▶ [Supplied text]:
Nofollow backlink tag

Backlinks are (usually) SEO goodness for your site. These are connections from another site to yours and represent an acknowledgment of your website by the remote site. Google and other search engines examine the backlinks to your site to determine its ‘authority’.

Note that Google polices backlink quality carefully, using its Penguin spam detection sub-system to determine good from bad backlinks. If your site has ‘bad’ backlinks it may incurr Google’s wrath in the form a ranking penalty.

A nofollow tag can be added to the backlink to remove the backlink ‘SEO goodness’. This is typically done to avoid incurring Penguin penalties by contravening Google’s Quality Guidelines eg links on paid advertising sites etc Read more

This simple piece of HTML code does the work: rel=”nofollow”
Note that this variation rel=”nofollow external” also indicates that the link is nofollow and external from the site.

Matt Cutts from Google explains nofollow backlinks in detail below:

Black Hat & White Hat SEO

black-hatThese term labels techniques to improve your site’s search engine exposure into two categories:

Black Hat SEO Techniques are those that Search Engines don’t approve of.
This are typically schemes or strategies that trick the search engine into thinking your website warrants more exposure than it otherwise should.

▶ [What you need to do]:
(A) Answer these questions from the SEO text:
(i) Which spam detection sub-system does Google use to tell good backlinks from bad ones?
(ii) What piece of HTML code makes a backlink nofollow?
(iii) How does the text define Black Hat SEO techniques?
(B) List every proper name in the SEO text, including names of companies, people, systems, and sets of guidelines.
(C) Take the text on nofollow backlinks and SEO further, starting after its final sentence.

(Bounding box prediction data)
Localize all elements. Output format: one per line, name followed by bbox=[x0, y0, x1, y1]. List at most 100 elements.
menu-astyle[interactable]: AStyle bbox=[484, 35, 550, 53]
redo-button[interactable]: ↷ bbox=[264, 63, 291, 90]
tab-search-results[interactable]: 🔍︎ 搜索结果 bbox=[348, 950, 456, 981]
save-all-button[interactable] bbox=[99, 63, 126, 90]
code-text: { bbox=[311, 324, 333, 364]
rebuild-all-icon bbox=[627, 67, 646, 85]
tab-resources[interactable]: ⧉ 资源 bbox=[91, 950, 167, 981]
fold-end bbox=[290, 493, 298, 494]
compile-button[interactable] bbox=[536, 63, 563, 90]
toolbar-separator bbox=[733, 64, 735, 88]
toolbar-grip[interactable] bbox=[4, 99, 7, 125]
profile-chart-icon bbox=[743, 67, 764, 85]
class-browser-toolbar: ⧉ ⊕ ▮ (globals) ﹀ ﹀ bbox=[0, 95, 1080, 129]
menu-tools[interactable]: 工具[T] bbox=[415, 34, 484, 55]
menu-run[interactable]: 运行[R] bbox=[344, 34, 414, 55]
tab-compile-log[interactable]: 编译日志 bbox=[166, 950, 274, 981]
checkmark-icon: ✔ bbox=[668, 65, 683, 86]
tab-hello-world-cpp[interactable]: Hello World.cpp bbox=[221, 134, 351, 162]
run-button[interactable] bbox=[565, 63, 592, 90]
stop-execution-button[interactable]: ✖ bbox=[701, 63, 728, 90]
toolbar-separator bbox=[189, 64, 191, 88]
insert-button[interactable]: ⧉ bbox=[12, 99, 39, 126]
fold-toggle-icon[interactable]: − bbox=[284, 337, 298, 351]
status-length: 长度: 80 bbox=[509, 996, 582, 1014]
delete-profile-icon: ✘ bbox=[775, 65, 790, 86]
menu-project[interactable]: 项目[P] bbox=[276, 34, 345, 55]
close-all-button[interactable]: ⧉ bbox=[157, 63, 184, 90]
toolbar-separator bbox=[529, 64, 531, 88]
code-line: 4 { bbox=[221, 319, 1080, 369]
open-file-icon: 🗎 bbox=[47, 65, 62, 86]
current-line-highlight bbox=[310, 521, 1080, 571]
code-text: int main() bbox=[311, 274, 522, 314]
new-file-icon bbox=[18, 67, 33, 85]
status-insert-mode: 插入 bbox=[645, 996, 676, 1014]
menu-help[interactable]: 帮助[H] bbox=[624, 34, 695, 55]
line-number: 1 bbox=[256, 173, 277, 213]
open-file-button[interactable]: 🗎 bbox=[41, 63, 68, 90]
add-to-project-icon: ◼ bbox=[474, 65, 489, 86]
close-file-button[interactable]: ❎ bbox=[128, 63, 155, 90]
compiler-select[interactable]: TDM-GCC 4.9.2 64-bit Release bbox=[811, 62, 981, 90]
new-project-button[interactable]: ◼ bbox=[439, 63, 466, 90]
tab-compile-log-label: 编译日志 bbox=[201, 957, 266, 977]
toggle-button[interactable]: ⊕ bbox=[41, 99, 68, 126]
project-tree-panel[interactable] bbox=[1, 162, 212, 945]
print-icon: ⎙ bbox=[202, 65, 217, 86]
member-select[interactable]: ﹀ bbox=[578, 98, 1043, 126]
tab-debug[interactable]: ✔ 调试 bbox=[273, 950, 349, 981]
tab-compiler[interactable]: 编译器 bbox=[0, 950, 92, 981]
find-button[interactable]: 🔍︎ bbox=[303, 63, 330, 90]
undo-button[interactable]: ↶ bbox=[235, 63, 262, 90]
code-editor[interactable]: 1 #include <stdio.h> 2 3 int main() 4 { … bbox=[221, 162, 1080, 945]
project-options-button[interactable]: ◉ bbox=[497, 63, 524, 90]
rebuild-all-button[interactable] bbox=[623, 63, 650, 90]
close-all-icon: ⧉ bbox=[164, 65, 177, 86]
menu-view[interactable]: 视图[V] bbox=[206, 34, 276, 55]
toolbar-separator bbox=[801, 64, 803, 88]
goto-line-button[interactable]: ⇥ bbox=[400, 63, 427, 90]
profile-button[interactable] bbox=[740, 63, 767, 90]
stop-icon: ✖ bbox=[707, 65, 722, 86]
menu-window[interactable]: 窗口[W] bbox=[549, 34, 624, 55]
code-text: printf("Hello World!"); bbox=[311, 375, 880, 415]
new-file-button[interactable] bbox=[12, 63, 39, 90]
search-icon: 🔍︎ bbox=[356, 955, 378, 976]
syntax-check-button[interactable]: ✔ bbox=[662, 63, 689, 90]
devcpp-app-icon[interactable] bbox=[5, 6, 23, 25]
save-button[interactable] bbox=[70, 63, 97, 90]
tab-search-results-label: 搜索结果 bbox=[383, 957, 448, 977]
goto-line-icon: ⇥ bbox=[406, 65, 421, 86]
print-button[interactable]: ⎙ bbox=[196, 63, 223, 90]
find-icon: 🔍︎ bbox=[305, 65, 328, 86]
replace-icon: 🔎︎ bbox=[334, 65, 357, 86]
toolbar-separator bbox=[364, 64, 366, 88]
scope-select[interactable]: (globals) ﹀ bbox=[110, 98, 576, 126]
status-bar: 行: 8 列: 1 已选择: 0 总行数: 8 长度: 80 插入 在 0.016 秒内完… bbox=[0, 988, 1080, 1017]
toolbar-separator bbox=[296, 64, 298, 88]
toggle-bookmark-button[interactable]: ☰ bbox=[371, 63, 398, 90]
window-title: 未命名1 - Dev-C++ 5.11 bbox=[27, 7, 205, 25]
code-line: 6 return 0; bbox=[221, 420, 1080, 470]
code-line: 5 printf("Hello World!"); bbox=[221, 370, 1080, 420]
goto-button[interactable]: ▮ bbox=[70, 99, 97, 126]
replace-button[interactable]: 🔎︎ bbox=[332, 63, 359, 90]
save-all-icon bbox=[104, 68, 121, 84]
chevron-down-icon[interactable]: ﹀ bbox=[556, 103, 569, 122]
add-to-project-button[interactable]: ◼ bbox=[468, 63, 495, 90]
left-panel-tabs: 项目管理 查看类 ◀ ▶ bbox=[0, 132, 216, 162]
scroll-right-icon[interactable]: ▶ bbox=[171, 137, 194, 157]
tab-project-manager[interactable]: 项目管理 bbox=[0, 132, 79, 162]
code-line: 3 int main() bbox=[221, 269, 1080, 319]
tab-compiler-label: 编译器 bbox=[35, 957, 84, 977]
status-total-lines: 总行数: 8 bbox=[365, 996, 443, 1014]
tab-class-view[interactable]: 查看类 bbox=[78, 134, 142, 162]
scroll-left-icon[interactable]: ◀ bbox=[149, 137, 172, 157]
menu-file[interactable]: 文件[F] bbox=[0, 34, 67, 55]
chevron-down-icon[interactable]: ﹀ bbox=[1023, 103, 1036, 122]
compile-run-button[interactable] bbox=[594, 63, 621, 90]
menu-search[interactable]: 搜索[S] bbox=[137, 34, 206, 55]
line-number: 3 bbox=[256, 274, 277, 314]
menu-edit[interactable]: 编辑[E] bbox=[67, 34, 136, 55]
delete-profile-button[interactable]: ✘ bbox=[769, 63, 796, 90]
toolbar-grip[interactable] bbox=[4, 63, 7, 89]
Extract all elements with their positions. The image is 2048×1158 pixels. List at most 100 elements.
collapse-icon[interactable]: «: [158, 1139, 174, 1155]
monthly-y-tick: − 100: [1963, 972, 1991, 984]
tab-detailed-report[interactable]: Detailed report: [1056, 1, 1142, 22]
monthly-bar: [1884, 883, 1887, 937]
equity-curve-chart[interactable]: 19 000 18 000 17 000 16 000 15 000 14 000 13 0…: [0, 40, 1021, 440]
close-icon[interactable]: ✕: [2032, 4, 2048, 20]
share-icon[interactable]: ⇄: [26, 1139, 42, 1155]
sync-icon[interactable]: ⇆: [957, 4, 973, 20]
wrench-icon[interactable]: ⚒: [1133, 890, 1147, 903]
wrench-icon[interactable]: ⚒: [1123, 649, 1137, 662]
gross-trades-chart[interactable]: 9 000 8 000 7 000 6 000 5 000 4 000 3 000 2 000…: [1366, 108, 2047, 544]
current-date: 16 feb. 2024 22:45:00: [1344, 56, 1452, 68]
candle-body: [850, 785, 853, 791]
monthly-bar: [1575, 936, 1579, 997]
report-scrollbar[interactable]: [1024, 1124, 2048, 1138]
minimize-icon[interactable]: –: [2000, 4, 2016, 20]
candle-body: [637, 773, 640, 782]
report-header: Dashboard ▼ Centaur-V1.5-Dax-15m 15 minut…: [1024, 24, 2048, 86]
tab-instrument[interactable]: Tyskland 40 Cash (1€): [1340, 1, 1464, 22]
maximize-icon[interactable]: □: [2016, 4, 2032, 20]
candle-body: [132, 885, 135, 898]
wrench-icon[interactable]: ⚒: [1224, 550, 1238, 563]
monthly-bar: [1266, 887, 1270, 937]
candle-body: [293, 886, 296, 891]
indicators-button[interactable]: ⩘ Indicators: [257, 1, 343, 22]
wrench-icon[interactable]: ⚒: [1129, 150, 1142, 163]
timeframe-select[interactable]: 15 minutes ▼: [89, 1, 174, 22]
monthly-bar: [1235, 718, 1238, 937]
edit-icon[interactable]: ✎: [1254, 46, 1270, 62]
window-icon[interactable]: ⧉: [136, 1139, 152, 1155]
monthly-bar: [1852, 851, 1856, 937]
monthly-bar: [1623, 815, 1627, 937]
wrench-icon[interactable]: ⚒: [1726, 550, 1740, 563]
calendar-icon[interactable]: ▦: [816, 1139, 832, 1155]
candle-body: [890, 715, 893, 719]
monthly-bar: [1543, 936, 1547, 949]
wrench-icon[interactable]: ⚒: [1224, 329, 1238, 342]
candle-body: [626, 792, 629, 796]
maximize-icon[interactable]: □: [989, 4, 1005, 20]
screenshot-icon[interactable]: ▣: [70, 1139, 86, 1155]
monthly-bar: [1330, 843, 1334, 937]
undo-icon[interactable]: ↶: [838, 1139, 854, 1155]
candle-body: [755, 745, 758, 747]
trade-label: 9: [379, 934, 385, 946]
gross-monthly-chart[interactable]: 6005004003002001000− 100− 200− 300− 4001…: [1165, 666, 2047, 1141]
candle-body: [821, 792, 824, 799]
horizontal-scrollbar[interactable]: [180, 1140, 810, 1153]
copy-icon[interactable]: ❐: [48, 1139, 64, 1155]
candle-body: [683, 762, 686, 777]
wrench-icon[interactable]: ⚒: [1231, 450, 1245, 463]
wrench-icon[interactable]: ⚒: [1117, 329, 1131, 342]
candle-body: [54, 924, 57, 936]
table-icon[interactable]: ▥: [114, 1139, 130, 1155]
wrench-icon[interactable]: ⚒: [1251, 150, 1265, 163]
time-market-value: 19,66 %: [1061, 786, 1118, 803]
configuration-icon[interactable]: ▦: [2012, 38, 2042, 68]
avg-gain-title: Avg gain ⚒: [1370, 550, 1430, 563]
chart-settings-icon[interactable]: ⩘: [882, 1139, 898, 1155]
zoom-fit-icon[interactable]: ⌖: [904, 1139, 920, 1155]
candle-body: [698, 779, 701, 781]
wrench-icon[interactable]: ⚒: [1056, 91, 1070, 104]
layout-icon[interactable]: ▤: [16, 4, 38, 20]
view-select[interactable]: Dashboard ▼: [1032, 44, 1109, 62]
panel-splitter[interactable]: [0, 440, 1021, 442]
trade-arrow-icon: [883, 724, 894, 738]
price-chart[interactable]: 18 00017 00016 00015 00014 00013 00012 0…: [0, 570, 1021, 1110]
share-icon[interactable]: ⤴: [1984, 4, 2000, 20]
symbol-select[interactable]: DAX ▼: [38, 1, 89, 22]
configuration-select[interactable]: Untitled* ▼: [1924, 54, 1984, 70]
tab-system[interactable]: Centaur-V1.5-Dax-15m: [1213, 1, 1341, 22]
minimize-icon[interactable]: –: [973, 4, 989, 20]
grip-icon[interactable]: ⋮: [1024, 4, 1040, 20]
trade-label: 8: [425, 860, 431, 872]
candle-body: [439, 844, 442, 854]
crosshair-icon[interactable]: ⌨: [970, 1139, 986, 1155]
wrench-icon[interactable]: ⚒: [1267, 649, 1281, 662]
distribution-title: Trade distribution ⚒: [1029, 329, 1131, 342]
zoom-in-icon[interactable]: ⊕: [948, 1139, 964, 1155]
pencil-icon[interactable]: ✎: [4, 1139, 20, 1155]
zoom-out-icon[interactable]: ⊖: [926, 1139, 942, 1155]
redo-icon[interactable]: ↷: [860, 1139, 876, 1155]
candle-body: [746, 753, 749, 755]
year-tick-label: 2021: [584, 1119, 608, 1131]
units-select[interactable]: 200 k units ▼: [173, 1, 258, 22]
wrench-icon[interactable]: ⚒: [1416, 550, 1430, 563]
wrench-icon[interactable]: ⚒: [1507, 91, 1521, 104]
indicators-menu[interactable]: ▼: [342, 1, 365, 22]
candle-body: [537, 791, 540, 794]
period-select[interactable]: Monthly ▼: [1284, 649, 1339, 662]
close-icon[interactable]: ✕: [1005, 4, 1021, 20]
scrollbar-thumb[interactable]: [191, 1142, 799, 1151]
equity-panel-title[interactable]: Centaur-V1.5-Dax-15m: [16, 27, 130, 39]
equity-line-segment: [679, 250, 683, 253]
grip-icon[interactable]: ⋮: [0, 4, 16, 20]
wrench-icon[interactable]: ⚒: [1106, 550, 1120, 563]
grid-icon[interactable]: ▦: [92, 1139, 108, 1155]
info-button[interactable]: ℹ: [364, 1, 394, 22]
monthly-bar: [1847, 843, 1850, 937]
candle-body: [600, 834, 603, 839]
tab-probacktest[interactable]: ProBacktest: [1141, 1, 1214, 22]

▶ [Written answers]:
(A)
(i) Penguin
(ii) rel="nofollow"
(iii) They are techniques that search engines don't approve of.

(B) Google, Penguin, Quality Guidelines, Matt Cutts

(C)
White Hat refers to SEO techniques that search engines sanction.

The labels relates to old Westerns movies where the bad guy wore a black hat, and of course the good guys wore White Hats.


Keyword match

Keyword match describes the relationship between a target or seed term and those terms that Google associates (or matches) with it
Matches are used in AdWords and the Google Keyword Tool to define the target term(s)

Match types include:


Broad Match criteria is a loose match. For example it could include a match with:

  • individual terms
  • terms re-ordered
  • other terms similar to the original terms

e.g. these terms could potenially be broad matches for the term: pink elephant

 pink, elephant, elephant pink, pink elephants, pink pachyderms, pink elephant trunk

Syntactically broad search is shown without  markup


Phrase match is a ‘string’ match – a match of the target terms in sequence

eg These terms could potentially be phrase matches for the term: pink elephant :  pink elephant, pink elephants, bright pink elephant

These terms are not a phrase match :  pink pachyderm, pink large elephant

Syntactically phrase match is shown with apostrophes ie “pink elephant”


Exact match is just that. An exact match of the target term(s)

eg The exact match for the term: pink elephant is  pink elephant

These terms are not a exact match :  pink pachyderm, pink large elephant, pink elephants

Syntactically exact match  is shown with open and close square brackets ie  [pink elephant]


XML Sitemap

This is a road map of your website especially designed for search engine spiders and generally not seen by human visitors.
If you’re into detail read more here

The XML Sitemap guides to search engines which pages to ‘index’ or record in their database, along with optional information such as priorities, dated last updated etc.
The XML sitemap is typically stored as <your web address>/sitemap.xml but file name this is not mandated.
Robots.txt can optionally direct the search engine spider to the sitemap.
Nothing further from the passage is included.